▶ **Task**
Reproduce all entries verbatim, with nothing added or dropped.

►

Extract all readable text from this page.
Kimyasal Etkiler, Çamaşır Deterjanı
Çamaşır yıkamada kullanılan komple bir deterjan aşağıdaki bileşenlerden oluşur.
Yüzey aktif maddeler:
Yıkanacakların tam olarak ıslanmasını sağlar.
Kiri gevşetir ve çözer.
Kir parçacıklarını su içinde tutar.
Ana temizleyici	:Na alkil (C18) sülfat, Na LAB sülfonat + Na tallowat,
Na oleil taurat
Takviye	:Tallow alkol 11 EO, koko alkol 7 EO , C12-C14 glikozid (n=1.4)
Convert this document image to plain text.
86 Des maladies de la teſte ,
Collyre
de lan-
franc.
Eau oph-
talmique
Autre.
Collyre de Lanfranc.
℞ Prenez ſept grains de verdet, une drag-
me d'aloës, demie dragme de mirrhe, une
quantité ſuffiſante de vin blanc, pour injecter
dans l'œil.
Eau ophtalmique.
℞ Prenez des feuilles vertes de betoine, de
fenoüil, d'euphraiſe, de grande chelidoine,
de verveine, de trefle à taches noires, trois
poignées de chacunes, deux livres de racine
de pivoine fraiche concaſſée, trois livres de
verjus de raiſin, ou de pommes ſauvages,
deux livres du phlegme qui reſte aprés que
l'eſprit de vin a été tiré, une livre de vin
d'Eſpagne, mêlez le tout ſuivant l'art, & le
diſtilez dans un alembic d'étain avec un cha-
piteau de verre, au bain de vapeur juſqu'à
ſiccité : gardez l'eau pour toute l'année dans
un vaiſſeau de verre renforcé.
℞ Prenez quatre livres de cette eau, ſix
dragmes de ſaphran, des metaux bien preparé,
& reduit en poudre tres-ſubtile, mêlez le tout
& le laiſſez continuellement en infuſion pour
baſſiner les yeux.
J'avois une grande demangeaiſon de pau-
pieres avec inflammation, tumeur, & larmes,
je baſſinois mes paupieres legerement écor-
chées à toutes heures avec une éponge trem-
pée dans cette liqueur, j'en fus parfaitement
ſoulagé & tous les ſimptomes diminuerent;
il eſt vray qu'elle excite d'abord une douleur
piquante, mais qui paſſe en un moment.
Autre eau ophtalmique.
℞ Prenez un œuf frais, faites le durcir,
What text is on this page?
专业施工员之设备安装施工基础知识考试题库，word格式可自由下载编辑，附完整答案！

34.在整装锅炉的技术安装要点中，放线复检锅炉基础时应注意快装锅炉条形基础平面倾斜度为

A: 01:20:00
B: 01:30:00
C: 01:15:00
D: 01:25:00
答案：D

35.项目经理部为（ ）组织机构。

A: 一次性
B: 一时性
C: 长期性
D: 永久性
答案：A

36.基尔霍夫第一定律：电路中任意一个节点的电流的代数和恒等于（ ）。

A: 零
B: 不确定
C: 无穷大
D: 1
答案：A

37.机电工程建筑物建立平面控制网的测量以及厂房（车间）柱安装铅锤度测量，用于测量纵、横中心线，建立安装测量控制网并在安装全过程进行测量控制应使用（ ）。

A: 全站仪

◄

▶ **Written response**
Extract all readable text from this page.
Kimyasal Etkiler, Çamaşır Deterjanı
Çamaşır yıkamada kullanılan komple bir deterjan aşağıdaki bileşenlerden oluşur.
Yüzey aktif maddeler:
Yıkanacakların tam olarak ıslanmasını sağlar.
Kiri gevşetir ve çözer.
Kir parçacıklarını su içinde tutar.
Ana temizleyici	:Na alkil (C18) sülfat, Na LAB sülfonat + Na tallowat,
Na oleil taurat
Takviye	:Tallow alkol 11 EO, koko alkol 7 EO , C12-C14 glikozid (n=1.4)
Convert this document image to plain text.
86 Des maladies de la teſte ,
Collyre
de lan-
franc.
Eau oph-
talmique
Autre.
Collyre de Lanfranc.
℞ Prenez ſept grains de verdet, une drag-
me d'aloës, demie dragme de mirrhe, une
quantité ſuffiſante de vin blanc, pour injecter
dans l'œil.
Eau ophtalmique.
℞ Prenez des feuilles vertes de betoine, de
fenoüil, d'euphraiſe, de grande chelidoine,
de verveine, de trefle à taches noires, trois
poignées de chacunes, deux livres de racine
de pivoine fraiche concaſſée, trois livres de
verjus de raiſin, ou de pommes ſauvages,
deux livres du phlegme qui reſte aprés que
l'eſprit de vin a été tiré, une livre de vin
d'Eſpagne, mêlez le tout ſuivant l'art, & le
diſtilez dans un alembic d'étain avec un cha-
piteau de verre, au bain de vapeur juſqu'à
ſiccité : gardez l'eau pour toute l'année dans
un vaiſſeau de verre renforcé.
℞ Prenez quatre livres de cette eau, ſix
dragmes de ſaphran, des metaux bien preparé,
& reduit en poudre tres-ſubtile, mêlez le tout
& le laiſſez continuellement en infuſion pour
baſſiner les yeux.
J'avois une grande demangeaiſon de pau-
pieres avec inflammation, tumeur, & larmes,
je baſſinois mes paupieres legerement écor-
chées à toutes heures avec une éponge trem-
pée dans cette liqueur, j'en fus parfaitement
ſoulagé & tous les ſimptomes diminuerent;
il eſt vray qu'elle excite d'abord une douleur
piquante, mais qui paſſe en un moment.
Autre eau ophtalmique.
℞ Prenez un œuf frais, faites le durcir,
What text is on this page?
专业施工员之设备安装施工基础知识考试题库，word格式可自由下载编辑，附完整答案！

34.在整装锅炉的技术安装要点中，放线复检锅炉基础时应注意快装锅炉条形基础平面倾斜度为

A: 01:20:00
B: 01:30:00
C: 01:15:00
D: 01:25:00
答案：D

35.项目经理部为（ ）组织机构。

A: 一次性
B: 一时性
C: 长期性
D: 永久性
答案：A

36.基尔霍夫第一定律：电路中任意一个节点的电流的代数和恒等于（ ）。

A: 零
B: 不确定
C: 无穷大
D: 1
答案：A

37.机电工程建筑物建立平面控制网的测量以及厂房（车间）柱安装铅锤度测量，用于测量纵、横中心线，建立安装测量控制网并在安装全过程进行测量控制应使用（ ）。

A: 全站仪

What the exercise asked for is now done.